## Begin RECORDS FOR THIS EXERCISE
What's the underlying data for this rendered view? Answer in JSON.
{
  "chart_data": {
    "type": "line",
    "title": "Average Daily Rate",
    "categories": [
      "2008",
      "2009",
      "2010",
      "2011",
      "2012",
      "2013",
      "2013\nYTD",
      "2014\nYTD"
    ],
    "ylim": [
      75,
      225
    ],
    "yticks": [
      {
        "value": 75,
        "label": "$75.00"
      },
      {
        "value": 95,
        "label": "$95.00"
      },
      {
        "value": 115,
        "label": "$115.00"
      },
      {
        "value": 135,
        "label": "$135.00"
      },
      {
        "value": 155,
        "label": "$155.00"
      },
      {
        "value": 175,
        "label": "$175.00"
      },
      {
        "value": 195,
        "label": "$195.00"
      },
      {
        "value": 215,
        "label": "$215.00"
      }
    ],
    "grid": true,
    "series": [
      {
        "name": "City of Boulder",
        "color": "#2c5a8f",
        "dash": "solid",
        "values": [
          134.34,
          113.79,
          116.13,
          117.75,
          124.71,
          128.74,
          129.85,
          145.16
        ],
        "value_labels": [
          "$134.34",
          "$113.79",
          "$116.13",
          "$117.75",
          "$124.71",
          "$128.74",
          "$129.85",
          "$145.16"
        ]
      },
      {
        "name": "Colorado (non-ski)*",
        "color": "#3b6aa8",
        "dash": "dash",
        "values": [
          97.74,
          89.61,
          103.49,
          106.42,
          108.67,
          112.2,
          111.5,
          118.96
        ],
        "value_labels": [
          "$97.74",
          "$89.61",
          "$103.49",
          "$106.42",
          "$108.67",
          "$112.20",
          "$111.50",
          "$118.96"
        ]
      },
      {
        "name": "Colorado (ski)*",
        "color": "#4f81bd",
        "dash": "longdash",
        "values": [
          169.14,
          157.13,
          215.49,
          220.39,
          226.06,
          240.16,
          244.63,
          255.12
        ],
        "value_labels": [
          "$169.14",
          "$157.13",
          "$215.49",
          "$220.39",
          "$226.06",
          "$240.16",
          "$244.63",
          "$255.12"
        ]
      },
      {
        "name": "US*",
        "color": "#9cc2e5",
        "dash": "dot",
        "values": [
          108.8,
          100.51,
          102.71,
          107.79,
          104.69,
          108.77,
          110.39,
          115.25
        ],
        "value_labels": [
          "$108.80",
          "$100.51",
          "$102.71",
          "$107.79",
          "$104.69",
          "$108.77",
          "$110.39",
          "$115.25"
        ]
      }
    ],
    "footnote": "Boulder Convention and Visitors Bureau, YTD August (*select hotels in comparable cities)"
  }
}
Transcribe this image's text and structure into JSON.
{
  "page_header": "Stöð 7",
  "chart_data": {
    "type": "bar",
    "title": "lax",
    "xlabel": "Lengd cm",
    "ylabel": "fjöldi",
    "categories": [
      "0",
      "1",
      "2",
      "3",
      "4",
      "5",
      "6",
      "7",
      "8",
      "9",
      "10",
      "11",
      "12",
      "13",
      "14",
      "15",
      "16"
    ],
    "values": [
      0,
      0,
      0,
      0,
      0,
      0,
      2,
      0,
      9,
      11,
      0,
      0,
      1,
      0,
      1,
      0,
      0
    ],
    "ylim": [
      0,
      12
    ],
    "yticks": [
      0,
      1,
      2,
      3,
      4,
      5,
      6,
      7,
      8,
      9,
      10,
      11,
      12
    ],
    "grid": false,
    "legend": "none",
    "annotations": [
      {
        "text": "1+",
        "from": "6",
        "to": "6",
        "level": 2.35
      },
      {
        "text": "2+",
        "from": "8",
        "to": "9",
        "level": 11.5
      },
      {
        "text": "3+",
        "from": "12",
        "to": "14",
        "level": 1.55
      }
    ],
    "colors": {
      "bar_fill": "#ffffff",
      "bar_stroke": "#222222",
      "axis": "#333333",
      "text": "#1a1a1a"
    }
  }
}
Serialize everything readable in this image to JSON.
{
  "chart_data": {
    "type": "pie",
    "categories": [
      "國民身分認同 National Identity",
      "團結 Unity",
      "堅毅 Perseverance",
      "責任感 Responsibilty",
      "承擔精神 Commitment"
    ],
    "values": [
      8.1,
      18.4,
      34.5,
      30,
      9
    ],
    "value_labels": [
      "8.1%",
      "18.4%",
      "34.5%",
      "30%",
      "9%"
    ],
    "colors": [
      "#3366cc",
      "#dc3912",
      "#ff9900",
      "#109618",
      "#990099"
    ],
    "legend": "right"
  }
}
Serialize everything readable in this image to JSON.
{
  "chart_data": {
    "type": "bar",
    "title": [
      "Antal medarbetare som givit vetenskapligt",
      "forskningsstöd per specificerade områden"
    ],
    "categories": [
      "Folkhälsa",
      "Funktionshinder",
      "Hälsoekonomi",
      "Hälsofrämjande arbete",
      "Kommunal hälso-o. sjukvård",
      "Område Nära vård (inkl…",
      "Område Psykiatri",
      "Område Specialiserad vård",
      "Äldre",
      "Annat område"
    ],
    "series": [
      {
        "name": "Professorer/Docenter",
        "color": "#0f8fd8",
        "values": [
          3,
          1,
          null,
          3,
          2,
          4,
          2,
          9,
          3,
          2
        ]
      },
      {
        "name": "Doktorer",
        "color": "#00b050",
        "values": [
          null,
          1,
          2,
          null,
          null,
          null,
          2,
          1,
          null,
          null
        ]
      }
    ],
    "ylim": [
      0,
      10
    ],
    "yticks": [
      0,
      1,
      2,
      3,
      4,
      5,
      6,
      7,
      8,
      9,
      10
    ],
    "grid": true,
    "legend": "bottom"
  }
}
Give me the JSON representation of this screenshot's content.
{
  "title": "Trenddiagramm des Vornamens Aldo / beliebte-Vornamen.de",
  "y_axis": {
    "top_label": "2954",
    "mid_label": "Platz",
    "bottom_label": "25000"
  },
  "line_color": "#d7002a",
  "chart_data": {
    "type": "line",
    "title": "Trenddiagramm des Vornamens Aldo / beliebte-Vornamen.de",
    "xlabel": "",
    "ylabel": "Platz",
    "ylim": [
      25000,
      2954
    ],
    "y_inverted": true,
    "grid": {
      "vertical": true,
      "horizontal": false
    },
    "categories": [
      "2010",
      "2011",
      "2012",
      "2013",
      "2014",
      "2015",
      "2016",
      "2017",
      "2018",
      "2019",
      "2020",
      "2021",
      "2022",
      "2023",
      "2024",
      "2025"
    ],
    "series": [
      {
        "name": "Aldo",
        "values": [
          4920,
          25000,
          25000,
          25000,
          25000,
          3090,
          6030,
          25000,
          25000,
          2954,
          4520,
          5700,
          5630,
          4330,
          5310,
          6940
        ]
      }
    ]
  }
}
## End RECORDS FOR THIS EXERCISE
— GIVEN INSTRUCTION —
Repeat the material word for word, in full.

— RIGHT ANSWER —
What's the underlying data for this rendered view? Answer in JSON.
{
  "chart_data": {
    "type": "line",
    "title": "Average Daily Rate",
    "categories": [
      "2008",
      "2009",
      "2010",
      "2011",
      "2012",
      "2013",
      "2013\nYTD",
      "2014\nYTD"
    ],
    "ylim": [
      75,
      225
    ],
    "yticks": [
      {
        "value": 75,
        "label": "$75.00"
      },
      {
        "value": 95,
        "label": "$95.00"
      },
      {
        "value": 115,
        "label": "$115.00"
      },
      {
        "value": 135,
        "label": "$135.00"
      },
      {
        "value": 155,
        "label": "$155.00"
      },
      {
        "value": 175,
        "label": "$175.00"
      },
      {
        "value": 195,
        "label": "$195.00"
      },
      {
        "value": 215,
        "label": "$215.00"
      }
    ],
    "grid": true,
    "series": [
      {
        "name": "City of Boulder",
        "color": "#2c5a8f",
        "dash": "solid",
        "values": [
          134.34,
          113.79,
          116.13,
          117.75,
          124.71,
          128.74,
          129.85,
          145.16
        ],
        "value_labels": [
          "$134.34",
          "$113.79",
          "$116.13",
          "$117.75",
          "$124.71",
          "$128.74",
          "$129.85",
          "$145.16"
        ]
      },
      {
        "name": "Colorado (non-ski)*",
        "color": "#3b6aa8",
        "dash": "dash",
        "values": [
          97.74,
          89.61,
          103.49,
          106.42,
          108.67,
          112.2,
          111.5,
          118.96
        ],
        "value_labels": [
          "$97.74",
          "$89.61",
          "$103.49",
          "$106.42",
          "$108.67",
          "$112.20",
          "$111.50",
          "$118.96"
        ]
      },
      {
        "name": "Colorado (ski)*",
        "color": "#4f81bd",
        "dash": "longdash",
        "values": [
          169.14,
          157.13,
          215.49,
          220.39,
          226.06,
          240.16,
          244.63,
          255.12
        ],
        "value_labels": [
          "$169.14",
          "$157.13",
          "$215.49",
          "$220.39",
          "$226.06",
          "$240.16",
          "$244.63",
          "$255.12"
        ]
      },
      {
        "name": "US*",
        "color": "#9cc2e5",
        "dash": "dot",
        "values": [
          108.8,
          100.51,
          102.71,
          107.79,
          104.69,
          108.77,
          110.39,
          115.25
        ],
        "value_labels": [
          "$108.80",
          "$100.51",
          "$102.71",
          "$107.79",
          "$104.69",
          "$108.77",
          "$110.39",
          "$115.25"
        ]
      }
    ],
    "footnote": "Boulder Convention and Visitors Bureau, YTD August (*select hotels in comparable cities)"
  }
}
Transcribe this image's text and structure into JSON.
{
  "page_header": "Stöð 7",
  "chart_data": {
    "type": "bar",
    "title": "lax",
    "xlabel": "Lengd cm",
    "ylabel": "fjöldi",
    "categories": [
      "0",
      "1",
      "2",
      "3",
      "4",
      "5",
      "6",
      "7",
      "8",
      "9",
      "10",
      "11",
      "12",
      "13",
      "14",
      "15",
      "16"
    ],
    "values": [
      0,
      0,
      0,
      0,
      0,
      0,
      2,
      0,
      9,
      11,
      0,
      0,
      1,
      0,
      1,
      0,
      0
    ],
    "ylim": [
      0,
      12
    ],
    "yticks": [
      0,
      1,
      2,
      3,
      4,
      5,
      6,
      7,
      8,
      9,
      10,
      11,
      12
    ],
    "grid": false,
    "legend": "none",
    "annotations": [
      {
        "text": "1+",
        "from": "6",
        "to": "6",
        "level": 2.35
      },
      {
        "text": "2+",
        "from": "8",
        "to": "9",
        "level": 11.5
      },
      {
        "text": "3+",
        "from": "12",
        "to": "14",
        "level": 1.55
      }
    ],
    "colors": {
      "bar_fill": "#ffffff",
      "bar_stroke": "#222222",
      "axis": "#333333",
      "text": "#1a1a1a"
    }
  }
}
Serialize everything readable in this image to JSON.
{
  "chart_data": {
    "type": "pie",
    "categories": [
      "國民身分認同 National Identity",
      "團結 Unity",
      "堅毅 Perseverance",
      "責任感 Responsibilty",
      "承擔精神 Commitment"
    ],
    "values": [
      8.1,
      18.4,
      34.5,
      30,
      9
    ],
    "value_labels": [
      "8.1%",
      "18.4%",
      "34.5%",
      "30%",
      "9%"
    ],
    "colors": [
      "#3366cc",
      "#dc3912",
      "#ff9900",
      "#109618",
      "#990099"
    ],
    "legend": "right"
  }
}
Serialize everything readable in this image to JSON.
{
  "chart_data": {
    "type": "bar",
    "title": [
      "Antal medarbetare som givit vetenskapligt",
      "forskningsstöd per specificerade områden"
    ],
    "categories": [
      "Folkhälsa",
      "Funktionshinder",
      "Hälsoekonomi",
      "Hälsofrämjande arbete",
      "Kommunal hälso-o. sjukvård",
      "Område Nära vård (inkl…",
      "Område Psykiatri",
      "Område Specialiserad vård",
      "Äldre",
      "Annat område"
    ],
    "series": [
      {
        "name": "Professorer/Docenter",
        "color": "#0f8fd8",
        "values": [
          3,
          1,
          null,
          3,
          2,
          4,
          2,
          9,
          3,
          2
        ]
      },
      {
        "name": "Doktorer",
        "color": "#00b050",
        "values": [
          null,
          1,
          2,
          null,
          null,
          null,
          2,
          1,
          null,
          null
        ]
      }
    ],
    "ylim": [
      0,
      10
    ],
    "yticks": [
      0,
      1,
      2,
      3,
      4,
      5,
      6,
      7,
      8,
      9,
      10
    ],
    "grid": true,
    "legend": "bottom"
  }
}
Give me the JSON representation of this screenshot's content.
{
  "title": "Trenddiagramm des Vornamens Aldo / beliebte-Vornamen.de",
  "y_axis": {
    "top_label": "2954",
    "mid_label": "Platz",
    "bottom_label": "25000"
  },
  "line_color": "#d7002a",
  "chart_data": {
    "type": "line",
    "title": "Trenddiagramm des Vornamens Aldo / beliebte-Vornamen.de",
    "xlabel": "",
    "ylabel": "Platz",
    "ylim": [
      25000,
      2954
    ],
    "y_inverted": true,
    "grid": {
      "vertical": true,
      "horizontal": false
    },
    "categories": [
      "2010",
      "2011",
      "2012",
      "2013",
      "2014",
      "2015",
      "2016",
      "2017",
      "2018",
      "2019",
      "2020",
      "2021",
      "2022",
      "2023",
      "2024",
      "2025"
    ],
    "series": [
      {
        "name": "Aldo",
        "values": [
          4920,
          25000,
          25000,
          25000,
          25000,
          3090,
          6030,
          25000,
          25000,
          2954,
          4520,
          5700,
          5630,
          4330,
          5310,
          6940
        ]
      }
    ]
  }
}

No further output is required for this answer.